What is required »
Show each line that has the string "this" in it.

Records supplied »
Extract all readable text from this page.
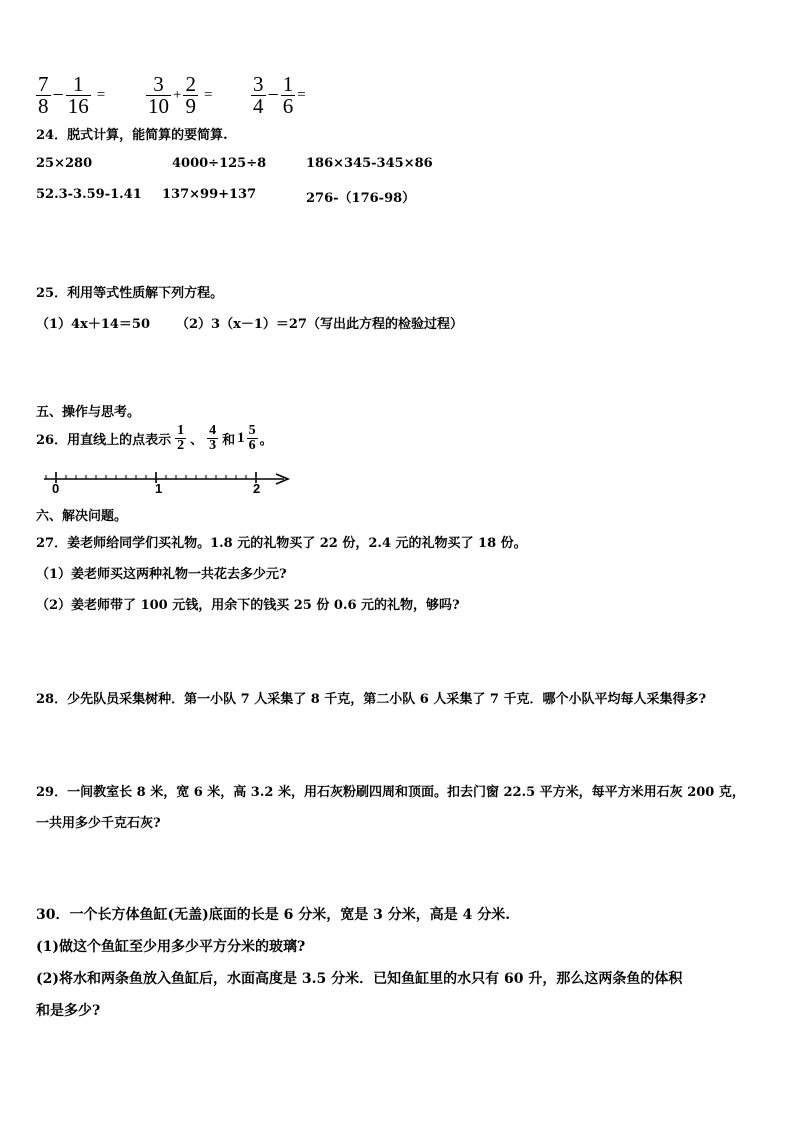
$\frac{7}{8} - \frac{1}{16} = \frac{3}{10} + \frac{2}{9} = \frac{3}{4} - \frac{1}{6}$ =
24．脱式计算，能简算的要简算.
25×280	4000÷125÷8	186×345-345×86
52.3-3.59-1.41 137×99+137	276-（176-98）
25．利用等式性质解下列方程。
（1）4x＋14＝50 （2）3（x－1）＝27（写出此方程的检验过程）
五、操作与思考。
26．用直线上的点表示 $\frac{1}{2}$ 、 $\frac{4}{3}$ 和 $1 \frac{5}{6}$ 。
0	1	2
六、解决问题。
27．姜老师给同学们买礼物。1.8 元的礼物买了 22 份，2.4 元的礼物买了 18 份。
（1）姜老师买这两种礼物一共花去多少元?
（2）姜老师带了 100 元钱，用余下的钱买 25 份 0.6 元的礼物，够吗?
28．少先队员采集树种．第一小队 7 人采集了 8 千克，第二小队 6 人采集了 7 千克．哪个小队平均每人采集得多?
29．一间教室长 8 米，宽 6 米，高 3.2 米，用石灰粉刷四周和顶面。扣去门窗 22.5 平方米，每平方米用石灰 200 克，
一共用多少千克石灰?
30．一个长方体鱼缸(无盖)底面的长是 6 分米，宽是 3 分米，高是 4 分米.
(1)做这个鱼缸至少用多少平方分米的玻璃?
(2)将水和两条鱼放入鱼缸后，水面高度是 3.5 分米．已知鱼缸里的水只有 60 升，那么这两条鱼的体积
和是多少?
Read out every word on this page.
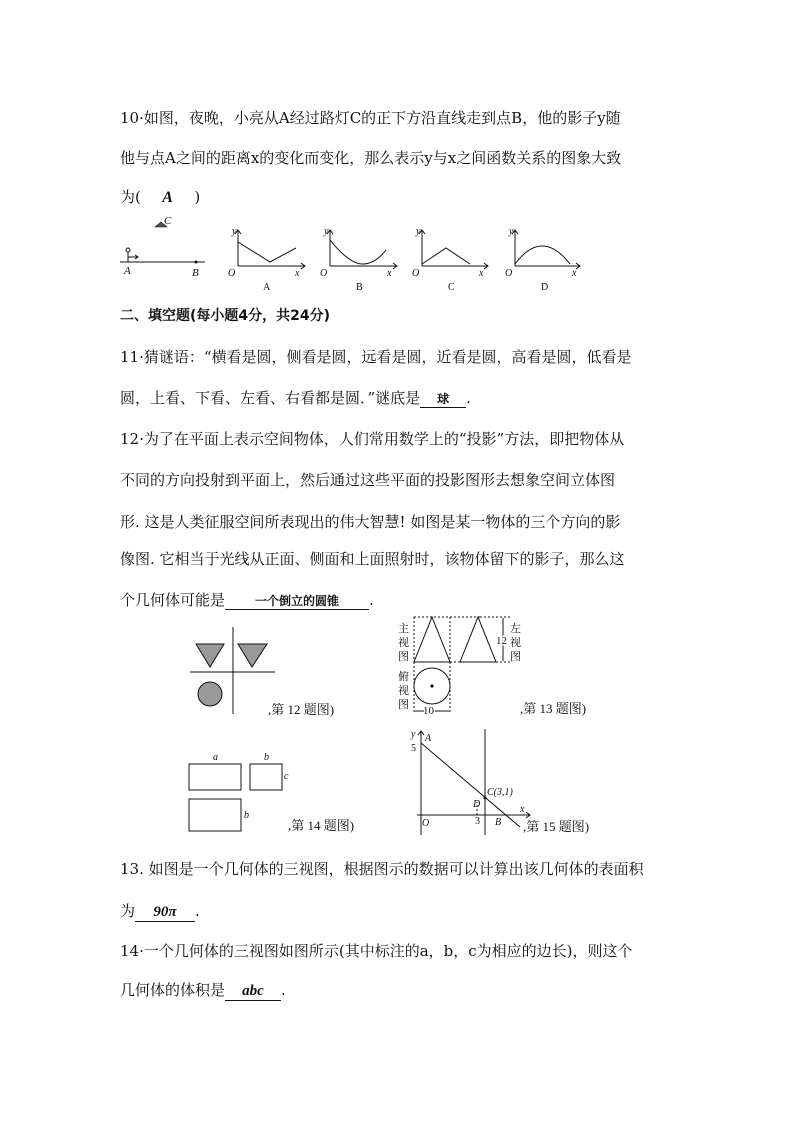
10·如图，夜晚，小亮从A经过路灯C的正下方沿直线走到点B，他的影子y随
他与点A之间的距离x的变化而变化，那么表示y与x之间函数关系的图象大致
为( A )
C
A	B
y
x
O
A
y
x
O
B
y
x
O
C
y
x
O
D
二、填空题(每小题4分，共24分)
11·猜谜语：“横看是圆，侧看是圆，远看是圆，近看是圆，高看是圆，低看是
圆，上看、下看、左看、右看都是圆．”谜底是 球 .
12·为了在平面上表示空间物体，人们常用数学上的“投影”方法，即把物体从
不同的方向投射到平面上，然后通过这些平面的投影图形去想象空间立体图
形. 这是人类征服空间所表现出的伟大智慧! 如图是某一物体的三个方向的影
像图. 它相当于光线从正面、侧面和上面照射时，该物体留下的影子，那么这
个几何体可能是 一个倒立的圆锥 .
,第 12 题图)
主
视
图
12
左
视
图
俯
视
图 10	,第 13 题图)
a	b
c
b
,第 14 题图)
y
x
O
5
A
C(3,1)
D
3 B ,第 15 题图)
13. 如图是一个几何体的三视图，根据图示的数据可以计算出该几何体的表面积
为 90π .
14·一个几何体的三视图如图所示(其中标注的a，b，c为相应的边长)，则这个
几何体的体积是 abc .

Result below »
Extract all readable text from this page.
Read out every word on this page.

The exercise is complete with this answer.